### [What this task involves]
Leave the pictures out and print every record below exactly as it stands.

* start Dataset extract *

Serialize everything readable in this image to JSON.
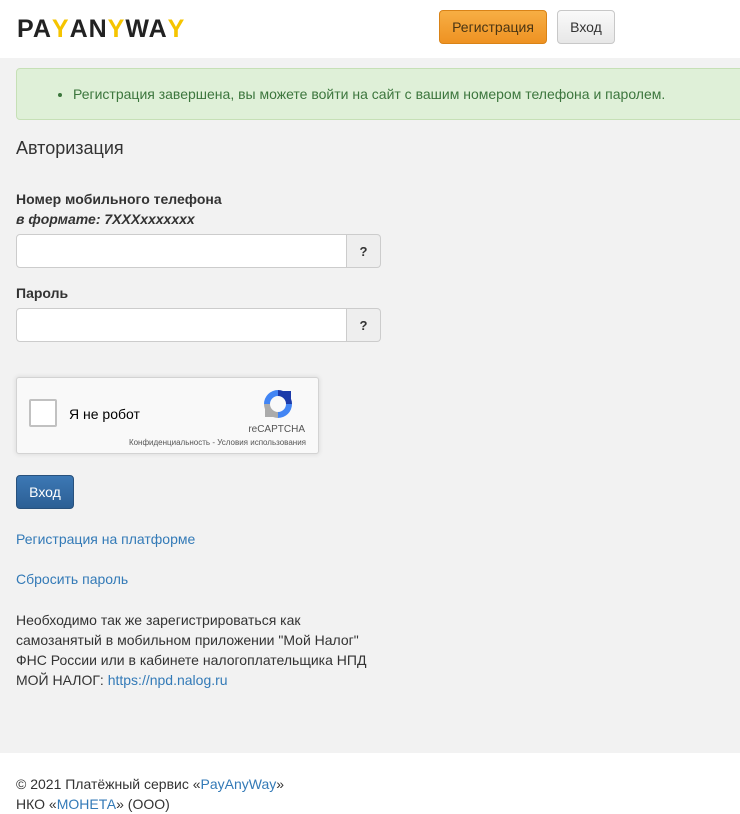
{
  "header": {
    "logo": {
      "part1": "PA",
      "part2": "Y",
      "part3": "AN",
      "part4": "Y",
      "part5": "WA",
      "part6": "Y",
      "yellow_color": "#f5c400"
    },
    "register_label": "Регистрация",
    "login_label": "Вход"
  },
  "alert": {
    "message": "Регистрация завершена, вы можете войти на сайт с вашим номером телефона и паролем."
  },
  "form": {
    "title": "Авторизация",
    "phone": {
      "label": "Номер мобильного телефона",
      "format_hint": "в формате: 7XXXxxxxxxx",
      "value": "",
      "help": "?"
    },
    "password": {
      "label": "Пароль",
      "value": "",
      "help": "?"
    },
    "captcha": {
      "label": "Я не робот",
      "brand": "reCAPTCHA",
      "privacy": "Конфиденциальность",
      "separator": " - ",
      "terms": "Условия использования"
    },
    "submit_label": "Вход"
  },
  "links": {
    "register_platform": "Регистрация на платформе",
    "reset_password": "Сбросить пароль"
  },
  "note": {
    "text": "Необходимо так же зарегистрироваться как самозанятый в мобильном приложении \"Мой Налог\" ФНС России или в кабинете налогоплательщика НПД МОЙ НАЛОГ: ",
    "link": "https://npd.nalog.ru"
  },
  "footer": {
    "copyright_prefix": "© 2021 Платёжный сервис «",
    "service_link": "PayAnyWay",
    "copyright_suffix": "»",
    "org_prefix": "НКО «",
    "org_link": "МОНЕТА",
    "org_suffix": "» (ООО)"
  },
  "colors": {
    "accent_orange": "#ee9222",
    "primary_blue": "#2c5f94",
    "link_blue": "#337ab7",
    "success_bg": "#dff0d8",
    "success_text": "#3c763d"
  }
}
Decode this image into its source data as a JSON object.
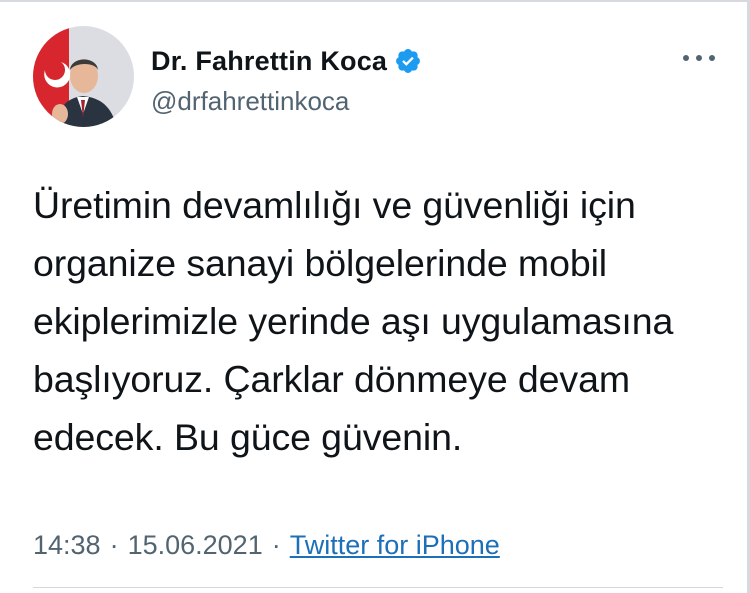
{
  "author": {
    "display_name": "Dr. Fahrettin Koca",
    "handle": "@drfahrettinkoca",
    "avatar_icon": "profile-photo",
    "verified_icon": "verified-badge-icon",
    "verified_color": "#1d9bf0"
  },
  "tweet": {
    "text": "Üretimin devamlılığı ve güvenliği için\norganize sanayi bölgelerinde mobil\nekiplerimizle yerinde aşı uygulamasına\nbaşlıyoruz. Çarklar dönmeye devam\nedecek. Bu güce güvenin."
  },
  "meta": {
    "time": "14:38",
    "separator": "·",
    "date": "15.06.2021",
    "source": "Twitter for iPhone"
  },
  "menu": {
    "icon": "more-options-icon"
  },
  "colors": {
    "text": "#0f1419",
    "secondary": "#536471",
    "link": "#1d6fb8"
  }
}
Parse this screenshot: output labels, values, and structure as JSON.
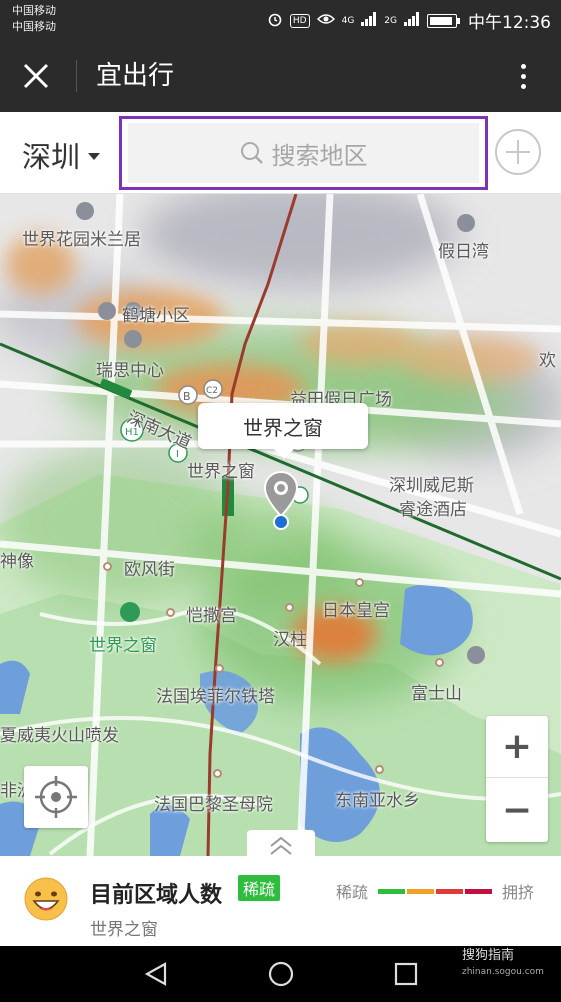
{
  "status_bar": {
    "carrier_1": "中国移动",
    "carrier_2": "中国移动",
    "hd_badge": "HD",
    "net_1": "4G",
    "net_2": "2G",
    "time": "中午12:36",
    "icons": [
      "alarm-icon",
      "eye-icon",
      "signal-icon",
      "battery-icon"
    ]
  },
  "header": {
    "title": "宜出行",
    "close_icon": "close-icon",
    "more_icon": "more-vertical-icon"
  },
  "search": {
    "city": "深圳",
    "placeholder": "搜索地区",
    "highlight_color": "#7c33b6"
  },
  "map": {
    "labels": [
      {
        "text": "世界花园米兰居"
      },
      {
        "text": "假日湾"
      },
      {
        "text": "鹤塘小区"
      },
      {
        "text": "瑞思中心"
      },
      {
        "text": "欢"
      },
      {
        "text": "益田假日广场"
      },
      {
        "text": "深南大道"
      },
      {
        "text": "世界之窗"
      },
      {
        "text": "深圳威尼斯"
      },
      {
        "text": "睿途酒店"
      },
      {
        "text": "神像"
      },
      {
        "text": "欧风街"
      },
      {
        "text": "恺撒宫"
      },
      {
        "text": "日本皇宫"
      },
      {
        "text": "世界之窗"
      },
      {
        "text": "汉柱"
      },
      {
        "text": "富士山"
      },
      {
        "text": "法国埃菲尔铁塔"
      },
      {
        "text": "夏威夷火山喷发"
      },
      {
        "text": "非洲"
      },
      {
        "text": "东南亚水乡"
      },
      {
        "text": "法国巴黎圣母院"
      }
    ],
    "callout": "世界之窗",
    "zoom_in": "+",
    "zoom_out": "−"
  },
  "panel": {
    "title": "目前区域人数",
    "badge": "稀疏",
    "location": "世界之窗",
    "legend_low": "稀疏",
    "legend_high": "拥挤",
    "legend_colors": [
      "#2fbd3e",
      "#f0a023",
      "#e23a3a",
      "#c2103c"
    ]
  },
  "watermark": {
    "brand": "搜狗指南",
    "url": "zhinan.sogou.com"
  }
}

* end Dataset extract *

### [Task output]
Serialize everything readable in this image to JSON.
{
  "header": {
    "logo": {
      "part1": "PA",
      "part2": "Y",
      "part3": "AN",
      "part4": "Y",
      "part5": "WA",
      "part6": "Y",
      "yellow_color": "#f5c400"
    },
    "register_label": "Регистрация",
    "login_label": "Вход"
  },
  "alert": {
    "message": "Регистрация завершена, вы можете войти на сайт с вашим номером телефона и паролем."
  },
  "form": {
    "title": "Авторизация",
    "phone": {
      "label": "Номер мобильного телефона",
      "format_hint": "в формате: 7XXXxxxxxxx",
      "value": "",
      "help": "?"
    },
    "password": {
      "label": "Пароль",
      "value": "",
      "help": "?"
    },
    "captcha": {
      "label": "Я не робот",
      "brand": "reCAPTCHA",
      "privacy": "Конфиденциальность",
      "separator": " - ",
      "terms": "Условия использования"
    },
    "submit_label": "Вход"
  },
  "links": {
    "register_platform": "Регистрация на платформе",
    "reset_password": "Сбросить пароль"
  },
  "note": {
    "text": "Необходимо так же зарегистрироваться как самозанятый в мобильном приложении \"Мой Налог\" ФНС России или в кабинете налогоплательщика НПД МОЙ НАЛОГ: ",
    "link": "https://npd.nalog.ru"
  },
  "footer": {
    "copyright_prefix": "© 2021 Платёжный сервис «",
    "service_link": "PayAnyWay",
    "copyright_suffix": "»",
    "org_prefix": "НКО «",
    "org_link": "МОНЕТА",
    "org_suffix": "» (ООО)"
  },
  "colors": {
    "accent_orange": "#ee9222",
    "primary_blue": "#2c5f94",
    "link_blue": "#337ab7",
    "success_bg": "#dff0d8",
    "success_text": "#3c763d"
  }
}
Decode this image into its source data as a JSON object.
{
  "author": {
    "display_name": "Dr. Fahrettin Koca",
    "handle": "@drfahrettinkoca",
    "avatar_icon": "profile-photo",
    "verified_icon": "verified-badge-icon",
    "verified_color": "#1d9bf0"
  },
  "tweet": {
    "text": "Üretimin devamlılığı ve güvenliği için\norganize sanayi bölgelerinde mobil\nekiplerimizle yerinde aşı uygulamasına\nbaşlıyoruz. Çarklar dönmeye devam\nedecek. Bu güce güvenin."
  },
  "meta": {
    "time": "14:38",
    "separator": "·",
    "date": "15.06.2021",
    "source": "Twitter for iPhone"
  },
  "menu": {
    "icon": "more-options-icon"
  },
  "colors": {
    "text": "#0f1419",
    "secondary": "#536471",
    "link": "#1d6fb8"
  }
}
Parse this screenshot: output labels, values, and structure as JSON.
{
  "status_bar": {
    "carrier_1": "中国移动",
    "carrier_2": "中国移动",
    "hd_badge": "HD",
    "net_1": "4G",
    "net_2": "2G",
    "time": "中午12:36",
    "icons": [
      "alarm-icon",
      "eye-icon",
      "signal-icon",
      "battery-icon"
    ]
  },
  "header": {
    "title": "宜出行",
    "close_icon": "close-icon",
    "more_icon": "more-vertical-icon"
  },
  "search": {
    "city": "深圳",
    "placeholder": "搜索地区",
    "highlight_color": "#7c33b6"
  },
  "map": {
    "labels": [
      {
        "text": "世界花园米兰居"
      },
      {
        "text": "假日湾"
      },
      {
        "text": "鹤塘小区"
      },
      {
        "text": "瑞思中心"
      },
      {
        "text": "欢"
      },
      {
        "text": "益田假日广场"
      },
      {
        "text": "深南大道"
      },
      {
        "text": "世界之窗"
      },
      {
        "text": "深圳威尼斯"
      },
      {
        "text": "睿途酒店"
      },
      {
        "text": "神像"
      },
      {
        "text": "欧风街"
      },
      {
        "text": "恺撒宫"
      },
      {
        "text": "日本皇宫"
      },
      {
        "text": "世界之窗"
      },
      {
        "text": "汉柱"
      },
      {
        "text": "富士山"
      },
      {
        "text": "法国埃菲尔铁塔"
      },
      {
        "text": "夏威夷火山喷发"
      },
      {
        "text": "非洲"
      },
      {
        "text": "东南亚水乡"
      },
      {
        "text": "法国巴黎圣母院"
      }
    ],
    "callout": "世界之窗",
    "zoom_in": "+",
    "zoom_out": "−"
  },
  "panel": {
    "title": "目前区域人数",
    "badge": "稀疏",
    "location": "世界之窗",
    "legend_low": "稀疏",
    "legend_high": "拥挤",
    "legend_colors": [
      "#2fbd3e",
      "#f0a023",
      "#e23a3a",
      "#c2103c"
    ]
  },
  "watermark": {
    "brand": "搜狗指南",
    "url": "zhinan.sogou.com"
  }
}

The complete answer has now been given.